(Saved data entries)

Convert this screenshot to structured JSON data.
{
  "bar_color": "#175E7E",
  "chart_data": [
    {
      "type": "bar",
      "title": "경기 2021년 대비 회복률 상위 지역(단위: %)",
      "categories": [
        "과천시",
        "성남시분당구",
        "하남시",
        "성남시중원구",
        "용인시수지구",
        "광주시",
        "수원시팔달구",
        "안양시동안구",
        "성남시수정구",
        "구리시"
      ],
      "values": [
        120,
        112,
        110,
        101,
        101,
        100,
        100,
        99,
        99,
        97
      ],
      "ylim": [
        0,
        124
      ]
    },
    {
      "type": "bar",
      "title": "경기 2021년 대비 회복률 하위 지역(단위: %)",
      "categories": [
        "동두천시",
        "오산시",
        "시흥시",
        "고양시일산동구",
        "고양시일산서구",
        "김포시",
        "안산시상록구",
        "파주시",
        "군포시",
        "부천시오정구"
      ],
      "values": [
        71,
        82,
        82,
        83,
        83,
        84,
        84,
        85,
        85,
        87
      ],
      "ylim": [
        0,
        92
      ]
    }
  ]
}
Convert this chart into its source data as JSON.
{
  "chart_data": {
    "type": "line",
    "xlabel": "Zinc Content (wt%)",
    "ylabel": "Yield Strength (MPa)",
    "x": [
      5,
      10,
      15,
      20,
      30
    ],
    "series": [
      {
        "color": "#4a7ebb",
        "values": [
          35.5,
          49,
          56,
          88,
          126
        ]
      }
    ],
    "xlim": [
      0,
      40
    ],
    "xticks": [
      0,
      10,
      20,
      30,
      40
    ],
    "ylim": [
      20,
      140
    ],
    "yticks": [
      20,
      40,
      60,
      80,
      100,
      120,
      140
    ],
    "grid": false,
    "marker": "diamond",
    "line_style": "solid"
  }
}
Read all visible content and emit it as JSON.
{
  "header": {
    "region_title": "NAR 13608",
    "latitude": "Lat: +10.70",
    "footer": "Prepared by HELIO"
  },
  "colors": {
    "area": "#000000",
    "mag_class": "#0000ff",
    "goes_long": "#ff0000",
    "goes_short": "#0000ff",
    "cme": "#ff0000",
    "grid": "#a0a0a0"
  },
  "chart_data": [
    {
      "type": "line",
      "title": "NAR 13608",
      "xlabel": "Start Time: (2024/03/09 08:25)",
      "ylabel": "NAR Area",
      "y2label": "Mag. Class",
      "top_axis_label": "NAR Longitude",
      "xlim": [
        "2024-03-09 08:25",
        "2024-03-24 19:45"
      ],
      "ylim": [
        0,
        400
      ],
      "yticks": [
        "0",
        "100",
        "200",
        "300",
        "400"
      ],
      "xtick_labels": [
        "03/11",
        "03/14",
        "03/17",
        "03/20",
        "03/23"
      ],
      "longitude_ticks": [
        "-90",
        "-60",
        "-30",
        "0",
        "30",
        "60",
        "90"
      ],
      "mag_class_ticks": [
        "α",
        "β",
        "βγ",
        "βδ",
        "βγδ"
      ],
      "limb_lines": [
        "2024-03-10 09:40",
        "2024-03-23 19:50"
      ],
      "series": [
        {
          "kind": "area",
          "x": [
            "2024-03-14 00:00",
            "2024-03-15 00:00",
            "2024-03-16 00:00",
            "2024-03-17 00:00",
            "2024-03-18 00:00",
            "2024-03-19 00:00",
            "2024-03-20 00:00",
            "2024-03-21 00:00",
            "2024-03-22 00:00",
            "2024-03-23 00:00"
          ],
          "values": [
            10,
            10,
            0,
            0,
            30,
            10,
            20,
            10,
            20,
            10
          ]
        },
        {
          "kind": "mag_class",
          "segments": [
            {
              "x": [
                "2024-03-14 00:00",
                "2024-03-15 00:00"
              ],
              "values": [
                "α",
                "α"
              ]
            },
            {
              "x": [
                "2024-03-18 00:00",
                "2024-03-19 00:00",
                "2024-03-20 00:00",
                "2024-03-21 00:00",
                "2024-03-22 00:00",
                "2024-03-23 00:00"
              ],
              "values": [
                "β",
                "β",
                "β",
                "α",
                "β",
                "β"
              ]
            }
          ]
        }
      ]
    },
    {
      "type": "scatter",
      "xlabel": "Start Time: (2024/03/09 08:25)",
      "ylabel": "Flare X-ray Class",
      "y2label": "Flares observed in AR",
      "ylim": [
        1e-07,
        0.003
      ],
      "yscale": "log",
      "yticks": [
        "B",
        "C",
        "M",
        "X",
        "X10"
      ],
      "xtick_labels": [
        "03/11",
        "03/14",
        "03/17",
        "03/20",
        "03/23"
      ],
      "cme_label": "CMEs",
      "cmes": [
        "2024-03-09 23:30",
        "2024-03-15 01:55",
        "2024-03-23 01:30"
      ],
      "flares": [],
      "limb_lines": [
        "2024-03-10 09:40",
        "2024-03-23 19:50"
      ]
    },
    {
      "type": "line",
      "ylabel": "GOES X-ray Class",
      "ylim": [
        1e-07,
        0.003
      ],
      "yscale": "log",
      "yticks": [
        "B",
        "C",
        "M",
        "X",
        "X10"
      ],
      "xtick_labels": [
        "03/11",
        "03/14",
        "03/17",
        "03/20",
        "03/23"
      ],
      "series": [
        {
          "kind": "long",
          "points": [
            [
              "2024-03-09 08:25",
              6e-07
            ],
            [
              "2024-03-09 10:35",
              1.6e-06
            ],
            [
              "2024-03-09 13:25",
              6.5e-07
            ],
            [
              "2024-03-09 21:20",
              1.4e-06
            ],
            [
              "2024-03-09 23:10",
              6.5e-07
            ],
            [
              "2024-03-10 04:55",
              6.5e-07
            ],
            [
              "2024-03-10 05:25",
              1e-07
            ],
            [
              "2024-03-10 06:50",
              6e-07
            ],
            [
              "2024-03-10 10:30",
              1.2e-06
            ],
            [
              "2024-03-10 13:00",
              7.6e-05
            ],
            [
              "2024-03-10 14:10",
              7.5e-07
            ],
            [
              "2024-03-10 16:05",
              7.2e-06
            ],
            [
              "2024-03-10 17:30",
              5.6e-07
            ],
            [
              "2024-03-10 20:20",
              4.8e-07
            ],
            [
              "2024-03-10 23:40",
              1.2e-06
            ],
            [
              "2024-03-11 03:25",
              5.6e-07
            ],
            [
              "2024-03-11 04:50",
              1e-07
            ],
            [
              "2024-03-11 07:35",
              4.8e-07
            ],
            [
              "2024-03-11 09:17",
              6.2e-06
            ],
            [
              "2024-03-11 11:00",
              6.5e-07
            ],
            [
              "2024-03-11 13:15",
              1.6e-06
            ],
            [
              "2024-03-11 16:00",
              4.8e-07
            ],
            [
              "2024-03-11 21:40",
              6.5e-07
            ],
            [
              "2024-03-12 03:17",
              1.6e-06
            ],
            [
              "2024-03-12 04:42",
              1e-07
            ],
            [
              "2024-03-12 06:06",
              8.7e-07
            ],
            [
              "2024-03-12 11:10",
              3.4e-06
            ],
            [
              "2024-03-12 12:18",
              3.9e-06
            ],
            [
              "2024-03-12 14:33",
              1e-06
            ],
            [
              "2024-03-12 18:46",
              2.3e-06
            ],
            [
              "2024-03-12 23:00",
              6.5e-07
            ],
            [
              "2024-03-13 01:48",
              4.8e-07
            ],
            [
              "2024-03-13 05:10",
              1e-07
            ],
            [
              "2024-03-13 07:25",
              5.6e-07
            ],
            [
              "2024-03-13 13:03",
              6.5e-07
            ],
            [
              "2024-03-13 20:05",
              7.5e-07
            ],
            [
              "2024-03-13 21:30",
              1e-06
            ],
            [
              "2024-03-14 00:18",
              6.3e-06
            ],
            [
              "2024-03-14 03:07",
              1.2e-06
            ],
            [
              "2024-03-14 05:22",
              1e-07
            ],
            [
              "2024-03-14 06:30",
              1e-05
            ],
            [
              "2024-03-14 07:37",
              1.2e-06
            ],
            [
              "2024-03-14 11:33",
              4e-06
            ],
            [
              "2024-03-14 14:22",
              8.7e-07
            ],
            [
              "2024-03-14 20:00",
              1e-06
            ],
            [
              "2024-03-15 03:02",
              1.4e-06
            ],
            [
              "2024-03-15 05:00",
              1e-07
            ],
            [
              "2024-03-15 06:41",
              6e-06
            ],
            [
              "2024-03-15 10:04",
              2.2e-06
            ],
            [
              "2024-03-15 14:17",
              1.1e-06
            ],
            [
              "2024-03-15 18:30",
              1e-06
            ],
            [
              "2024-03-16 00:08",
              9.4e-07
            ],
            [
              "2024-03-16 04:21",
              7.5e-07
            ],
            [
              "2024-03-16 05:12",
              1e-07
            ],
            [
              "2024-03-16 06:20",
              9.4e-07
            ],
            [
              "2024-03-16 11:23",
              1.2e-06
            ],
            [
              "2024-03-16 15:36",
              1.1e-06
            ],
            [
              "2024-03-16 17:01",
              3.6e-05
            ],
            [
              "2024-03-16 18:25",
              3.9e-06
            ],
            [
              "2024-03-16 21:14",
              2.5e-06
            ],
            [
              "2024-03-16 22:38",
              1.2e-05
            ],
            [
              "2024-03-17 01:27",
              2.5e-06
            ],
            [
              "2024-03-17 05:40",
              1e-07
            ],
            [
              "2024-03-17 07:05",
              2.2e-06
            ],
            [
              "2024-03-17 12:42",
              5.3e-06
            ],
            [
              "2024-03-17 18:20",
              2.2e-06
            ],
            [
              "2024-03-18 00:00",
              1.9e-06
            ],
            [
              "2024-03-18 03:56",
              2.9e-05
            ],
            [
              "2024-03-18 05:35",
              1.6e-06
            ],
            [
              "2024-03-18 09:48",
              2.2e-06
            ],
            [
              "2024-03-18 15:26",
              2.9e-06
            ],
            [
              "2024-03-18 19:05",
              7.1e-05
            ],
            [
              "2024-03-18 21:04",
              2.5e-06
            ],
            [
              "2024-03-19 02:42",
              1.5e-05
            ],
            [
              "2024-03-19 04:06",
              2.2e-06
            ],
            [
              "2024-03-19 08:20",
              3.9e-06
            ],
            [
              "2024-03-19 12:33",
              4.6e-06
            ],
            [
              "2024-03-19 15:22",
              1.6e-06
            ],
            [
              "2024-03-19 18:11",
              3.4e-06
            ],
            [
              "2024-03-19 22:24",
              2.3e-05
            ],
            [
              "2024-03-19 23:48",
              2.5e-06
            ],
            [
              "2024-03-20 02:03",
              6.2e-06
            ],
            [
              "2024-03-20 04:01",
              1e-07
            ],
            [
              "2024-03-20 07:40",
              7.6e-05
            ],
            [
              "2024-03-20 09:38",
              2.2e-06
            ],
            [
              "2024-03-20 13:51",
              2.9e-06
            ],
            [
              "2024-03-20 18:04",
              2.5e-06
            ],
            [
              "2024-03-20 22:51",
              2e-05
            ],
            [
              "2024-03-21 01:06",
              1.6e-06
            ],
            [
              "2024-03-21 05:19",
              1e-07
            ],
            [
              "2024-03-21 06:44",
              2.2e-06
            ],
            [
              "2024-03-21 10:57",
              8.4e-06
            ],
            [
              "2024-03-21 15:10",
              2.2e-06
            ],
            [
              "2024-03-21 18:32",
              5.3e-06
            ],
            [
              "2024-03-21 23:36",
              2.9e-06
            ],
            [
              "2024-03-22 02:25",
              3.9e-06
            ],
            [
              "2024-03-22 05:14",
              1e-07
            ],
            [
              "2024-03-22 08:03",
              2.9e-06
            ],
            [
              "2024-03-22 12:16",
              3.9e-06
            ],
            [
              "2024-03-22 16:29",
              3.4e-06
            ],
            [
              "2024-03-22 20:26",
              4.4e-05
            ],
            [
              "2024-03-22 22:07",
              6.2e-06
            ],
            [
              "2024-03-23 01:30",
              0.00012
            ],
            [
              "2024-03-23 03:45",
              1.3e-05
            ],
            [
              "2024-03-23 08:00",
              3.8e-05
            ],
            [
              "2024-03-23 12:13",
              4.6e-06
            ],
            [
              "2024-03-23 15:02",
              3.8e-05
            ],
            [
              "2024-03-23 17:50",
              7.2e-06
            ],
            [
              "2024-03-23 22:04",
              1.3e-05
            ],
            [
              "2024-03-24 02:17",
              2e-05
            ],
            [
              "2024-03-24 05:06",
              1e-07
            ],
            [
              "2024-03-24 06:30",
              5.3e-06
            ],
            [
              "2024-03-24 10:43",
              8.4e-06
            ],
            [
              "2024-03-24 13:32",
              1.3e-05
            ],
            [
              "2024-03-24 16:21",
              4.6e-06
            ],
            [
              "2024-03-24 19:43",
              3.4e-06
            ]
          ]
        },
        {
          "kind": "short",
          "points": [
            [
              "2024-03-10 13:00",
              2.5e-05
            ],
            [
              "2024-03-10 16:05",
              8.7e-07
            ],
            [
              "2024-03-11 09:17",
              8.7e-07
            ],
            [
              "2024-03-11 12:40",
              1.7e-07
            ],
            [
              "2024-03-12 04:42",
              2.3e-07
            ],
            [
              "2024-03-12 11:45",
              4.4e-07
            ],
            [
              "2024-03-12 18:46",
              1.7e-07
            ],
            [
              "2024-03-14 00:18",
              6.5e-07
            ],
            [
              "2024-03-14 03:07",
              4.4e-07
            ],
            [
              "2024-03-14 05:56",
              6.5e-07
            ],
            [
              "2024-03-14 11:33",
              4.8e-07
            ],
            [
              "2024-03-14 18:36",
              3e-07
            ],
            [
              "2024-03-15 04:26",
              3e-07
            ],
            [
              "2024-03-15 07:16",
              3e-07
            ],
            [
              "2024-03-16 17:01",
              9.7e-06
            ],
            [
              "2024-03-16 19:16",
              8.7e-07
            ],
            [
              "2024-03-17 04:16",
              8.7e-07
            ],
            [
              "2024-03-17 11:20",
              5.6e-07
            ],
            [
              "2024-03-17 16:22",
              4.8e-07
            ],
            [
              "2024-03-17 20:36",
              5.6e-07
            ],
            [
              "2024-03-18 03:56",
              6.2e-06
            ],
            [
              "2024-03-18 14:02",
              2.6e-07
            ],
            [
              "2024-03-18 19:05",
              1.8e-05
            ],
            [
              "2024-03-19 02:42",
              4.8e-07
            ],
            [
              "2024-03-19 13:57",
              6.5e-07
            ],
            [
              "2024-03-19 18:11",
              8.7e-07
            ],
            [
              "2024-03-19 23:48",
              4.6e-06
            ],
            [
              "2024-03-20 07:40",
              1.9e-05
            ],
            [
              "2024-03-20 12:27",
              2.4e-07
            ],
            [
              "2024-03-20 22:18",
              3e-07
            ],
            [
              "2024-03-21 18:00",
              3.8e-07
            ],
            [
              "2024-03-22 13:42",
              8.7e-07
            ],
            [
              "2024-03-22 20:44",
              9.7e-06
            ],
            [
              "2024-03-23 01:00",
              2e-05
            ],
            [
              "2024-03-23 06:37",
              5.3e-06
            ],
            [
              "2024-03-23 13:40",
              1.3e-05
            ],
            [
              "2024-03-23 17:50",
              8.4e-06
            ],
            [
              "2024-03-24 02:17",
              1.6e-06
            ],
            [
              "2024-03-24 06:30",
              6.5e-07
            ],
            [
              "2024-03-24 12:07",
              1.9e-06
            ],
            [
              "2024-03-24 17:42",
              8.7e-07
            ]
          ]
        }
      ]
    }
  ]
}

*Challenge*.
Find the string "this" in the records, then copy each line where it occurs.

*Task solution*.
Convert this screenshot to structured JSON data.
Convert this chart into its source data as JSON.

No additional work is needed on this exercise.